• **Short problem**:
Edit the lines below so that every "Litres" becomes "Liters", and keep everything else unchanged.

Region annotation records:
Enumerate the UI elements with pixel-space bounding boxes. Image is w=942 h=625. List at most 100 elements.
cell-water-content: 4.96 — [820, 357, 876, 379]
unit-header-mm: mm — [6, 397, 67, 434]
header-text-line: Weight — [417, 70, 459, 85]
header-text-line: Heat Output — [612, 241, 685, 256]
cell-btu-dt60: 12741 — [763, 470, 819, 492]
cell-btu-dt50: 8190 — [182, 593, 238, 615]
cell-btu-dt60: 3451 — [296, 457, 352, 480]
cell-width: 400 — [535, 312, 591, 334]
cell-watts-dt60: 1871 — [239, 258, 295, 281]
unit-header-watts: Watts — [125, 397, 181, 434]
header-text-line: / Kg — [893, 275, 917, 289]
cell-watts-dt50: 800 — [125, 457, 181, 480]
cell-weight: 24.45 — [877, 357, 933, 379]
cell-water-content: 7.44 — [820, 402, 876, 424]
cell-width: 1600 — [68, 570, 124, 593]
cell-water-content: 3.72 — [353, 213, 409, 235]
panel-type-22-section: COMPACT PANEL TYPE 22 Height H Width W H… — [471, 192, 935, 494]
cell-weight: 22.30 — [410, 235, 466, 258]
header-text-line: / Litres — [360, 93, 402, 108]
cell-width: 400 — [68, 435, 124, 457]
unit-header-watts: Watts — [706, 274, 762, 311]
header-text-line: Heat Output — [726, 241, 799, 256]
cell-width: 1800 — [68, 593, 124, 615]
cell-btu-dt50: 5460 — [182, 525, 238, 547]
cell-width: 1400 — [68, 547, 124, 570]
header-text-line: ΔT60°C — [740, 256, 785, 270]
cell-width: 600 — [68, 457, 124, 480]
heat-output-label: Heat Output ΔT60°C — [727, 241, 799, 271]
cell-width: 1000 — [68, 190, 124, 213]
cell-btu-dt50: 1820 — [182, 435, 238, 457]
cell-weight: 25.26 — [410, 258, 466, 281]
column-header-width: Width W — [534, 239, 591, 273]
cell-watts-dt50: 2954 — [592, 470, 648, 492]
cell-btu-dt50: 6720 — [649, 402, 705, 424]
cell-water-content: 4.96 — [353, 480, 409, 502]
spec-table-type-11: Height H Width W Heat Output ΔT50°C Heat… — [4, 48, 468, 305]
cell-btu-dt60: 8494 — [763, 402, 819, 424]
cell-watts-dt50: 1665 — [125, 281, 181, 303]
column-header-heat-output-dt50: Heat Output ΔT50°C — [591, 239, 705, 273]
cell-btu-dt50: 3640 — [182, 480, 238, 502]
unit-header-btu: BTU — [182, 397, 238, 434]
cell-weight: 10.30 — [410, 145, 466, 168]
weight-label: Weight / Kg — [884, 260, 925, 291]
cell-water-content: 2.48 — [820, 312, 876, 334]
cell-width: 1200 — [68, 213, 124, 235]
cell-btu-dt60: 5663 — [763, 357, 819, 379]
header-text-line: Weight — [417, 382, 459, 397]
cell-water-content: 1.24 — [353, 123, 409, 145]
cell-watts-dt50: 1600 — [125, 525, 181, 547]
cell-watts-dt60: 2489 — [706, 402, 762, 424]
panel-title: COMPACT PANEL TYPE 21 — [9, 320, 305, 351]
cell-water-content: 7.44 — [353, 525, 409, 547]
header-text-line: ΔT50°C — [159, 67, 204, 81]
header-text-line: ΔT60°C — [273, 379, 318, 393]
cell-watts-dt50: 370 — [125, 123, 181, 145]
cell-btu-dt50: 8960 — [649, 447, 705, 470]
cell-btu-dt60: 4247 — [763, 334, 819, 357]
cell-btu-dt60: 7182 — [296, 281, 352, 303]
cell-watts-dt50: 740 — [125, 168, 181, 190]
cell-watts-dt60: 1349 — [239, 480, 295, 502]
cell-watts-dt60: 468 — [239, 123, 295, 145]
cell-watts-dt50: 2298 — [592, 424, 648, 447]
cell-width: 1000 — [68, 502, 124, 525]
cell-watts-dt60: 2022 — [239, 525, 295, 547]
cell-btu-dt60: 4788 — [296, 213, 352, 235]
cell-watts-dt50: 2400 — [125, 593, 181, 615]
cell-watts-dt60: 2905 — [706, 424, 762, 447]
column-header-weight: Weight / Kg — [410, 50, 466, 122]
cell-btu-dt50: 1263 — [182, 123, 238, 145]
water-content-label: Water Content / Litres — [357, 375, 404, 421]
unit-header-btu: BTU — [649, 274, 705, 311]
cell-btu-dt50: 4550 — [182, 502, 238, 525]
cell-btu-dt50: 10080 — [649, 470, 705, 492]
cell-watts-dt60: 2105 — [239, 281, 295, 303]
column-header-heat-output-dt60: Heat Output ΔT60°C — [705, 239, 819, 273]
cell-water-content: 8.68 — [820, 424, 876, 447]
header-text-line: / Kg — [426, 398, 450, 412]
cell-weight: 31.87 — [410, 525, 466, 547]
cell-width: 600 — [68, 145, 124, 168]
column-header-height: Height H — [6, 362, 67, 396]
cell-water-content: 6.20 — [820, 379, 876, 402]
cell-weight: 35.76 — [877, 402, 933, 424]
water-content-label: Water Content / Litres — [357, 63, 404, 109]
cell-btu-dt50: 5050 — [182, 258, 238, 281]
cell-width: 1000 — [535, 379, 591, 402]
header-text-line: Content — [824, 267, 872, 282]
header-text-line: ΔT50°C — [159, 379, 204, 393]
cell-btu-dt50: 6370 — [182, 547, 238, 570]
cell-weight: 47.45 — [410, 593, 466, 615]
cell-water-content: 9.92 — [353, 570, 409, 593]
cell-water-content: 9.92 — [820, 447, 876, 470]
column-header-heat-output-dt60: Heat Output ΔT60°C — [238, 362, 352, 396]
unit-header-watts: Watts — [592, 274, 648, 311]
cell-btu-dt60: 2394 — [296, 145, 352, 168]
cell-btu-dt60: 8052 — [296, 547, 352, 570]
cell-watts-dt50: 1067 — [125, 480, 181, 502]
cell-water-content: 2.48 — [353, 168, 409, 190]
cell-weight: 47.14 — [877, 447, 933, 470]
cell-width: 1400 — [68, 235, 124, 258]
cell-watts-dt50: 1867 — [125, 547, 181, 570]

• **The response**:
Enumerate the UI elements with pixel-space bounding boxes. Image is w=942 h=625. List at most 100 elements.
cell-water-content: 4.96 — [820, 357, 876, 379]
unit-header-mm: mm — [6, 397, 67, 434]
header-text-line: Weight — [417, 70, 459, 85]
header-text-line: Heat Output — [612, 241, 685, 256]
cell-btu-dt60: 12741 — [763, 470, 819, 492]
cell-btu-dt50: 8190 — [182, 593, 238, 615]
cell-btu-dt60: 3451 — [296, 457, 352, 480]
cell-width: 400 — [535, 312, 591, 334]
cell-watts-dt60: 1871 — [239, 258, 295, 281]
unit-header-watts: Watts — [125, 397, 181, 434]
header-text-line: / Kg — [893, 275, 917, 289]
cell-watts-dt50: 800 — [125, 457, 181, 480]
cell-weight: 24.45 — [877, 357, 933, 379]
cell-water-content: 7.44 — [820, 402, 876, 424]
cell-width: 1600 — [68, 570, 124, 593]
cell-water-content: 3.72 — [353, 213, 409, 235]
panel-type-22-section: COMPACT PANEL TYPE 22 Height H Width W H… — [471, 192, 935, 494]
cell-weight: 22.30 — [410, 235, 466, 258]
header-text-line: / Liters — [360, 93, 402, 108]
cell-width: 400 — [68, 435, 124, 457]
unit-header-watts: Watts — [706, 274, 762, 311]
header-text-line: Heat Output — [726, 241, 799, 256]
cell-width: 1800 — [68, 593, 124, 615]
cell-btu-dt50: 5460 — [182, 525, 238, 547]
cell-width: 1400 — [68, 547, 124, 570]
header-text-line: ΔT60°C — [740, 256, 785, 270]
cell-width: 600 — [68, 457, 124, 480]
heat-output-label: Heat Output ΔT60°C — [727, 241, 799, 271]
cell-width: 1000 — [68, 190, 124, 213]
cell-btu-dt50: 1820 — [182, 435, 238, 457]
cell-weight: 25.26 — [410, 258, 466, 281]
column-header-width: Width W — [534, 239, 591, 273]
cell-watts-dt50: 2954 — [592, 470, 648, 492]
cell-btu-dt50: 6720 — [649, 402, 705, 424]
cell-water-content: 4.96 — [353, 480, 409, 502]
spec-table-type-11: Height H Width W Heat Output ΔT50°C Heat… — [4, 48, 468, 305]
cell-btu-dt60: 8494 — [763, 402, 819, 424]
cell-watts-dt50: 1665 — [125, 281, 181, 303]
column-header-heat-output-dt50: Heat Output ΔT50°C — [591, 239, 705, 273]
cell-btu-dt50: 3640 — [182, 480, 238, 502]
unit-header-btu: BTU — [182, 397, 238, 434]
cell-weight: 10.30 — [410, 145, 466, 168]
weight-label: Weight / Kg — [884, 260, 925, 291]
cell-water-content: 2.48 — [820, 312, 876, 334]
cell-width: 1200 — [68, 213, 124, 235]
cell-btu-dt60: 5663 — [763, 357, 819, 379]
header-text-line: Weight — [417, 382, 459, 397]
cell-water-content: 1.24 — [353, 123, 409, 145]
cell-watts-dt50: 1600 — [125, 525, 181, 547]
cell-watts-dt60: 2489 — [706, 402, 762, 424]
panel-title: COMPACT PANEL TYPE 21 — [9, 320, 305, 351]
cell-water-content: 7.44 — [353, 525, 409, 547]
header-text-line: ΔT50°C — [159, 67, 204, 81]
header-text-line: ΔT60°C — [273, 379, 318, 393]
cell-watts-dt50: 370 — [125, 123, 181, 145]
cell-btu-dt50: 8960 — [649, 447, 705, 470]
cell-btu-dt60: 4247 — [763, 334, 819, 357]
cell-btu-dt60: 7182 — [296, 281, 352, 303]
cell-watts-dt50: 740 — [125, 168, 181, 190]
cell-watts-dt60: 1349 — [239, 480, 295, 502]
cell-watts-dt60: 468 — [239, 123, 295, 145]
cell-watts-dt50: 2298 — [592, 424, 648, 447]
cell-width: 1000 — [68, 502, 124, 525]
cell-watts-dt60: 2022 — [239, 525, 295, 547]
cell-btu-dt60: 4788 — [296, 213, 352, 235]
cell-watts-dt50: 2400 — [125, 593, 181, 615]
cell-watts-dt60: 2905 — [706, 424, 762, 447]
column-header-weight: Weight / Kg — [410, 50, 466, 122]
cell-btu-dt50: 1263 — [182, 123, 238, 145]
water-content-label: Water Content / Liters — [357, 375, 404, 421]
unit-header-btu: BTU — [649, 274, 705, 311]
cell-btu-dt50: 4550 — [182, 502, 238, 525]
cell-btu-dt50: 10080 — [649, 470, 705, 492]
cell-watts-dt60: 2105 — [239, 281, 295, 303]
column-header-heat-output-dt60: Heat Output ΔT60°C — [705, 239, 819, 273]
cell-water-content: 8.68 — [820, 424, 876, 447]
header-text-line: / Kg — [426, 398, 450, 412]
cell-weight: 31.87 — [410, 525, 466, 547]
cell-width: 600 — [68, 145, 124, 168]
column-header-height: Height H — [6, 362, 67, 396]
cell-water-content: 6.20 — [820, 379, 876, 402]
cell-weight: 35.76 — [877, 402, 933, 424]
water-content-label: Water Content / Liters — [357, 63, 404, 109]
cell-btu-dt50: 5050 — [182, 258, 238, 281]
cell-width: 1000 — [535, 379, 591, 402]
header-text-line: Content — [824, 267, 872, 282]
header-text-line: ΔT50°C — [159, 379, 204, 393]
cell-btu-dt50: 6370 — [182, 547, 238, 570]
cell-weight: 47.45 — [410, 593, 466, 615]
cell-water-content: 9.92 — [353, 570, 409, 593]
cell-water-content: 9.92 — [820, 447, 876, 470]
column-header-heat-output-dt60: Heat Output ΔT60°C — [238, 362, 352, 396]
unit-header-watts: Watts — [592, 274, 648, 311]
cell-btu-dt60: 2394 — [296, 145, 352, 168]
cell-btu-dt60: 8052 — [296, 547, 352, 570]
cell-watts-dt50: 1067 — [125, 480, 181, 502]
cell-water-content: 2.48 — [353, 168, 409, 190]
cell-weight: 47.14 — [877, 447, 933, 470]
cell-width: 1400 — [68, 235, 124, 258]
cell-watts-dt50: 1867 — [125, 547, 181, 570]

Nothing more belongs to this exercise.